Firefox is driving me crazy by "upgrading" 'http' URLs to 'https'
Hi there. Since quite a while Firefox is trying to enhance our browsing security by "upgrading" connections from "http" to "https." This may generally be a good idea, but… (čitajće wjace)
Hi there.
Since quite a while Firefox is trying to enhance our browsing security by "upgrading" connections from "http" to "https." This may generally be a good idea, but it is literally driving me crazy at the moment because it also does so for "internal" sites I host within my LAN (such as my "Home Assistant" instance or a Zigbee coordinator, accessible via its own hostname and web UI). However, these connections will fail, because I don't have certificates for my internal hosts, and thus there is no "https" listener. :-(
(I use my own subdomain "<host>.city.internal.example.org" internally, so Firefox may be confused?)
I feel this behavior has become "more aggressive" within the last few days, so maybe it is due to a Firefox update?

--------------------

__Given exercise__
Answer these questions using the Firefox post:
1. What two internal services does the writer host within the LAN?
2. Why do the "https" connections to the internal hosts fail?
3. Over what period does the writer feel the behavior has become "more aggressive"?
The lines that come after this text have no connection to it.

__Data block__

--------------------

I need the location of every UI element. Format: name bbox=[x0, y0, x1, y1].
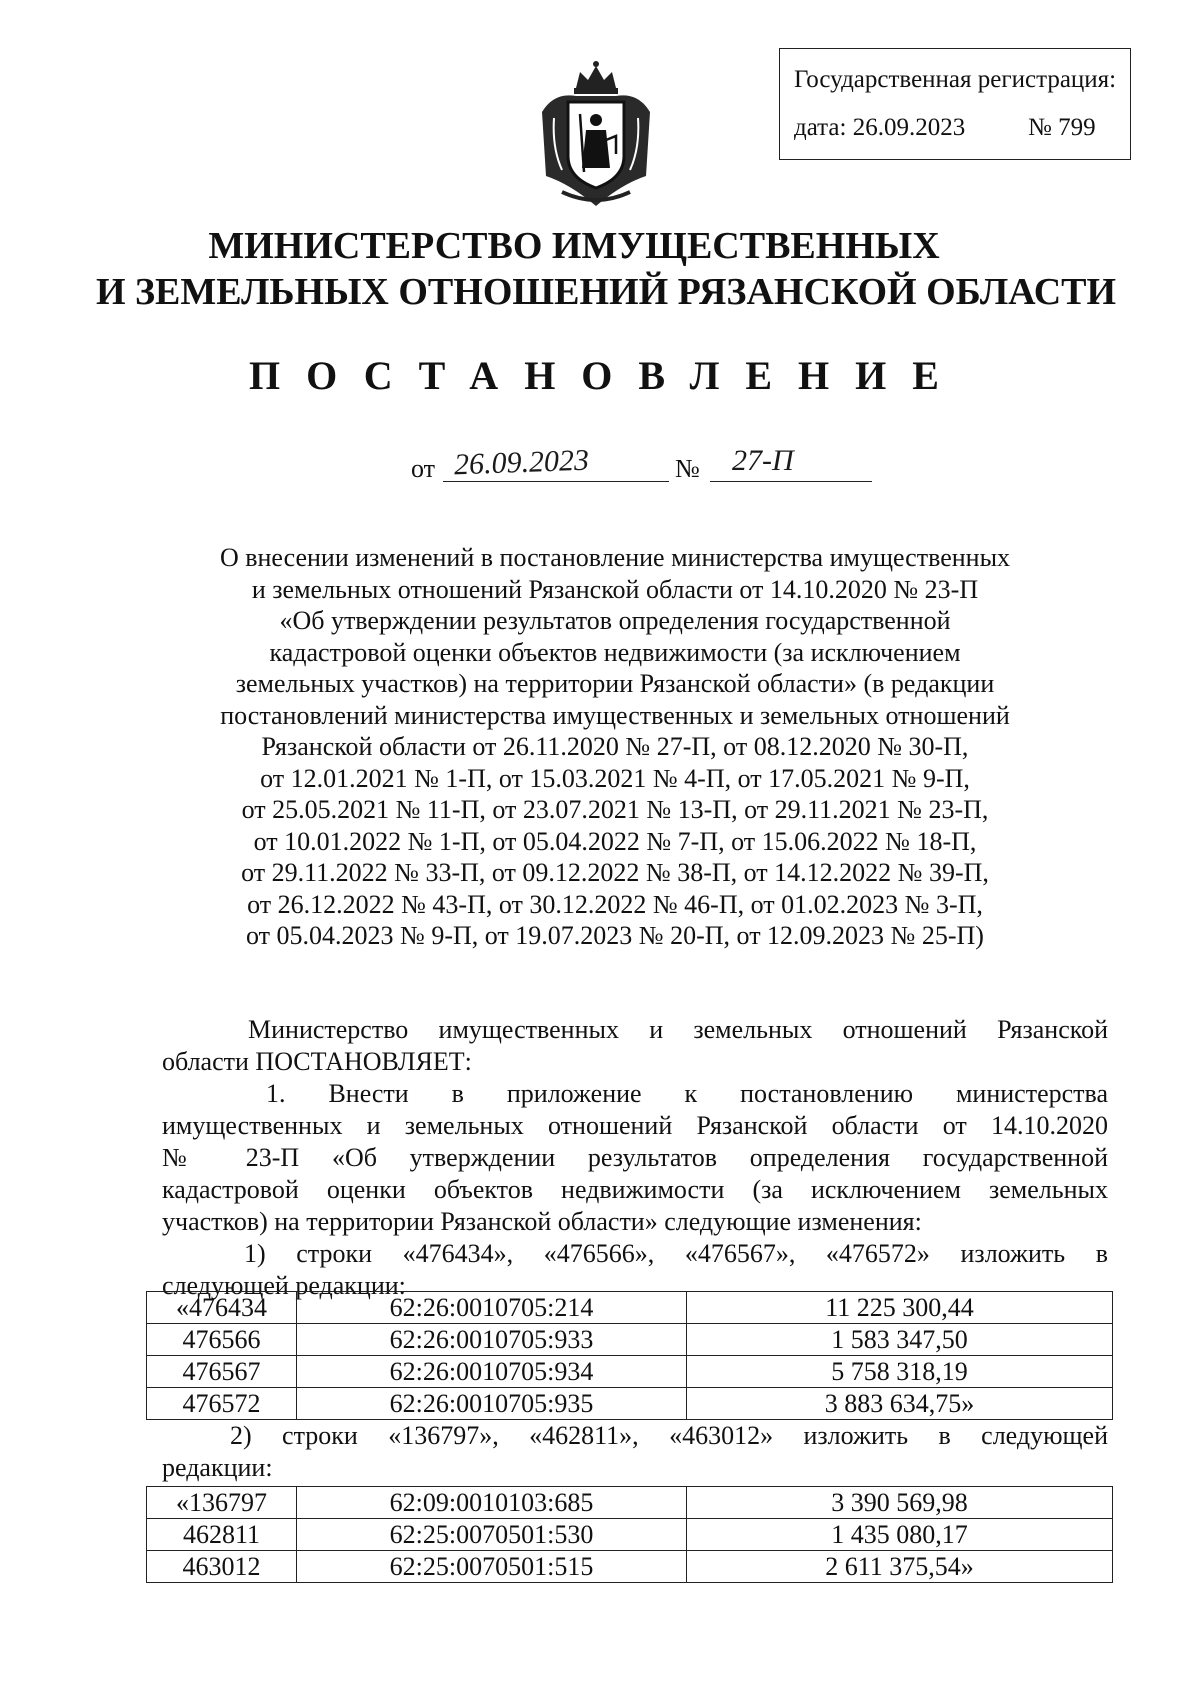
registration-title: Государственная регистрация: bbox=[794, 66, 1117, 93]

--------------------

__Reply to the task__
1. A "Home Assistant" instance and a Zigbee coordinator.
2. The writer has no certificates for the internal hosts, so there is no "https" listener.
3. Within the last few days.